Entries shown:
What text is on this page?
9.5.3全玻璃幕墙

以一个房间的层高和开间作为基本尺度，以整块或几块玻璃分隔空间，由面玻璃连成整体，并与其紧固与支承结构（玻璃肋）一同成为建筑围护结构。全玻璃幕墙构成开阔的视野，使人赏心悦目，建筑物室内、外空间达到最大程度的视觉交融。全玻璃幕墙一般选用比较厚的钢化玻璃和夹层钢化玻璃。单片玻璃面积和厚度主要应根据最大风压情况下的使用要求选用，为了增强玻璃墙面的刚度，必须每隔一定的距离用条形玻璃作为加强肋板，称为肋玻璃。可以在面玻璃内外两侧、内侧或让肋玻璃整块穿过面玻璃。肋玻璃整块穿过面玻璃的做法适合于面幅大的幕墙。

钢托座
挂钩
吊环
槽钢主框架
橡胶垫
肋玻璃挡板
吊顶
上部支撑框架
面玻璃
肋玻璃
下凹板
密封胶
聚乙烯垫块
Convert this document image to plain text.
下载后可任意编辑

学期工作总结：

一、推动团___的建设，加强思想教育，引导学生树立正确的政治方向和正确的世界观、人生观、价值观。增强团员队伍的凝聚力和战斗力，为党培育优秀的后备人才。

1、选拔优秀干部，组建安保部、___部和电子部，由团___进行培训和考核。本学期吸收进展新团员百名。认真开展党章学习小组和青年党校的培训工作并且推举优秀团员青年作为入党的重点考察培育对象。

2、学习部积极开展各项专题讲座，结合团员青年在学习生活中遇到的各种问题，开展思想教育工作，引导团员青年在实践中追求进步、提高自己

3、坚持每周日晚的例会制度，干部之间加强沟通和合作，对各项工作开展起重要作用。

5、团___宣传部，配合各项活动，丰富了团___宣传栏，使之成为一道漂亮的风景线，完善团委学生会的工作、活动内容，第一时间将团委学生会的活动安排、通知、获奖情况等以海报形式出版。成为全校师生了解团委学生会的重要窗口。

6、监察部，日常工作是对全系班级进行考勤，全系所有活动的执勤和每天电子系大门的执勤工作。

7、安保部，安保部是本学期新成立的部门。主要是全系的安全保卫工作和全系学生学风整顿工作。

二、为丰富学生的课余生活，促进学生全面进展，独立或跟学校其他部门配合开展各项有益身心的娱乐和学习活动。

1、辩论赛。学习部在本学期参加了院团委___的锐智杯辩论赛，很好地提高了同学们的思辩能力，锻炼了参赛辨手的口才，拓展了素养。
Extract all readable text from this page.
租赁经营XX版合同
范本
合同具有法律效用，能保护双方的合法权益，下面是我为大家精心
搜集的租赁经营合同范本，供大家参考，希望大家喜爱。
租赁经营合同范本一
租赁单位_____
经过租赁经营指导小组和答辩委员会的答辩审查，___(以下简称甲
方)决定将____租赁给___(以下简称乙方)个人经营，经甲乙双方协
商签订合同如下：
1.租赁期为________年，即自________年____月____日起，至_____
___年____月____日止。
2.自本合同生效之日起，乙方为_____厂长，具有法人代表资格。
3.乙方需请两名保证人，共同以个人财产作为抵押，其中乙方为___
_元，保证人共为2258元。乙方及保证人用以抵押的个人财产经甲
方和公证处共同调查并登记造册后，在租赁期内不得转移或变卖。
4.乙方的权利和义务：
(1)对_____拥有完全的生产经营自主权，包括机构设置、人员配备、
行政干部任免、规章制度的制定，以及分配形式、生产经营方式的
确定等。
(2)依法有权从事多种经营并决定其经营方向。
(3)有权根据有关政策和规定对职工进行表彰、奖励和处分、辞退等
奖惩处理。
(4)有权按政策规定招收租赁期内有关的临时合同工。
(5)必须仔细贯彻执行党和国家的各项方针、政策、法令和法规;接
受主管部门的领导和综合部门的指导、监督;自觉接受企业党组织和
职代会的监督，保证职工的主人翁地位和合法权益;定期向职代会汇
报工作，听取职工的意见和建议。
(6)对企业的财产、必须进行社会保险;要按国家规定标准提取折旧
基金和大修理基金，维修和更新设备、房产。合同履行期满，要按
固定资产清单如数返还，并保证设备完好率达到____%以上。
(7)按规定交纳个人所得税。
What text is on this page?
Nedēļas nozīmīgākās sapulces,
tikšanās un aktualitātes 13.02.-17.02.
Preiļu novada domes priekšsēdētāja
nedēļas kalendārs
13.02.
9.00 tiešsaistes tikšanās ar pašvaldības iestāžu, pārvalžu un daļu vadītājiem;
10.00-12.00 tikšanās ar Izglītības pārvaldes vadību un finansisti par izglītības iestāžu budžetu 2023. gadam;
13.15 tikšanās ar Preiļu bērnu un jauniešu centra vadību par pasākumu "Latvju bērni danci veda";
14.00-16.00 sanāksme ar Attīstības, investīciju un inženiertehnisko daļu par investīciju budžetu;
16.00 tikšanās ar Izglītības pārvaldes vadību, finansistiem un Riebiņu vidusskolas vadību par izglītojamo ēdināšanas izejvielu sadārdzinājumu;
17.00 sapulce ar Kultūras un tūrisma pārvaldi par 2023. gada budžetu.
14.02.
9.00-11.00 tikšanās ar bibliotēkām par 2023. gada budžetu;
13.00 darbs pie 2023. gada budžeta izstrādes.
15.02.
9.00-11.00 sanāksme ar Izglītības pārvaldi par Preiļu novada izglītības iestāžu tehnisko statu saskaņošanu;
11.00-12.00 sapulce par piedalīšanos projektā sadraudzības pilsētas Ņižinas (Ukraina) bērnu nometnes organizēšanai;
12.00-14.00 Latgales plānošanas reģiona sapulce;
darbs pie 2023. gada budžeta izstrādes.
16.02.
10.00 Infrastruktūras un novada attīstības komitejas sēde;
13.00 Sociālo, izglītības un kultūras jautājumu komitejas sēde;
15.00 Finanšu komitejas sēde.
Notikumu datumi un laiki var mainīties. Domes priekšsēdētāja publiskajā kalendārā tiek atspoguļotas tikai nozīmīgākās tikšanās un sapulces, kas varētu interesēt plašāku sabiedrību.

The request: Provide the number of lines in these entries that hold the word "daļu", without any accompanying text.

Right answer: 2